▶ **What you need to do**
Answer with one number only: the number of lines that include the word "县委副书记贾泰斌同志做重要讲话".

▶ **Records for this task**
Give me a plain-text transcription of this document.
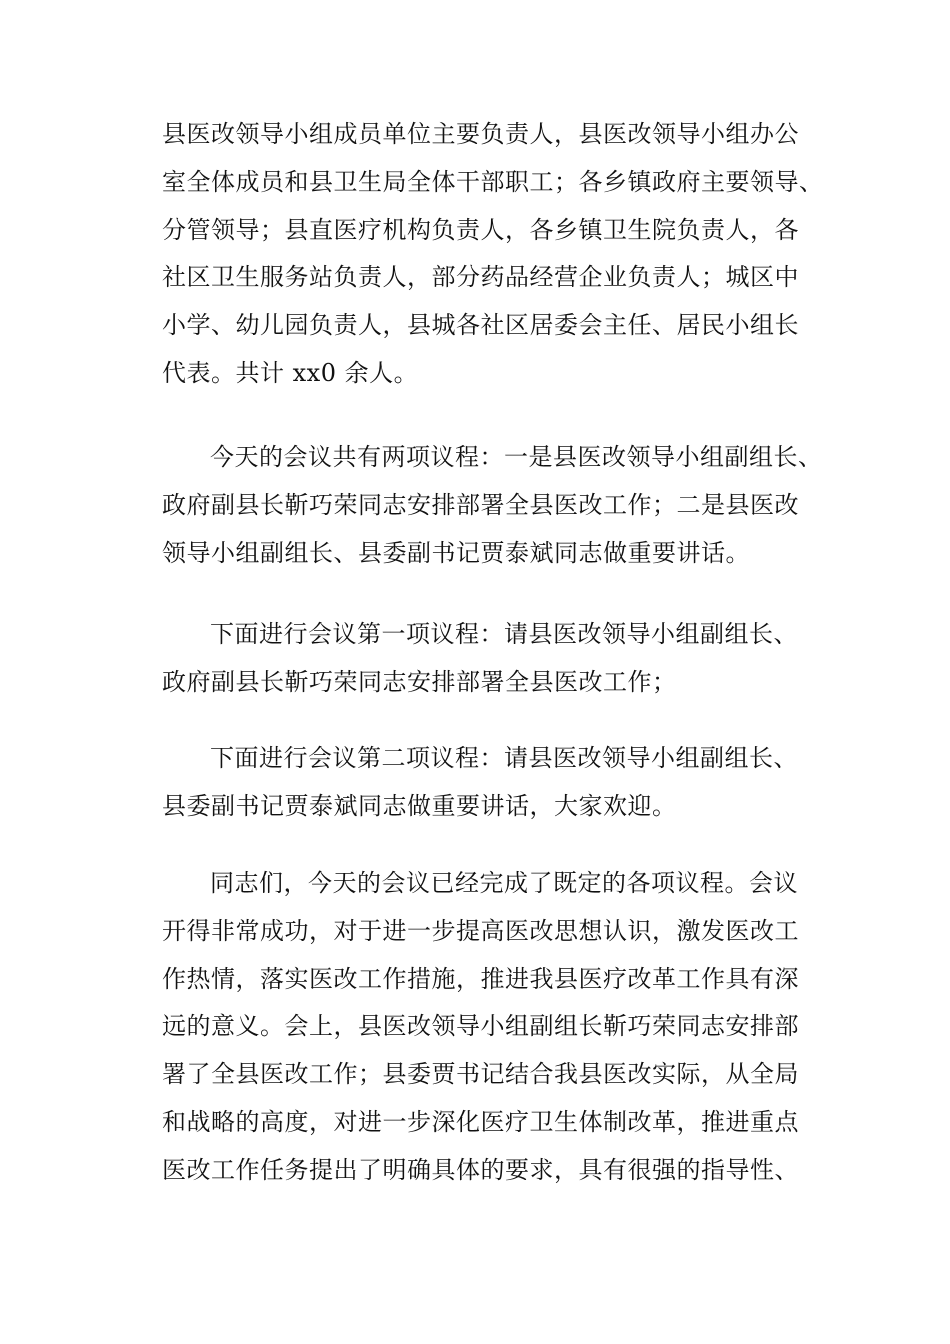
县医改领导小组成员单位主要负责人，县医改领导小组办公
室全体成员和县卫生局全体干部职工；各乡镇政府主要领导、
分管领导；县直医疗机构负责人，各乡镇卫生院负责人，各
社区卫生服务站负责人，部分药品经营企业负责人；城区中
小学、幼儿园负责人，县城各社区居委会主任、居民小组长
代表。共计 xx0 余人。
今天的会议共有两项议程：一是县医改领导小组副组长、
政府副县长靳巧荣同志安排部署全县医改工作；二是县医改
领导小组副组长、县委副书记贾泰斌同志做重要讲话。
下面进行会议第一项议程：请县医改领导小组副组长、
政府副县长靳巧荣同志安排部署全县医改工作；
下面进行会议第二项议程：请县医改领导小组副组长、
县委副书记贾泰斌同志做重要讲话，大家欢迎。
同志们，今天的会议已经完成了既定的各项议程。会议
开得非常成功，对于进一步提高医改思想认识，激发医改工
作热情，落实医改工作措施，推进我县医疗改革工作具有深
远的意义。会上，县医改领导小组副组长靳巧荣同志安排部
署了全县医改工作；县委贾书记结合我县医改实际，从全局
和战略的高度，对进一步深化医疗卫生体制改革，推进重点
医改工作任务提出了明确具体的要求，具有很强的指导性、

▶ **Reply**
2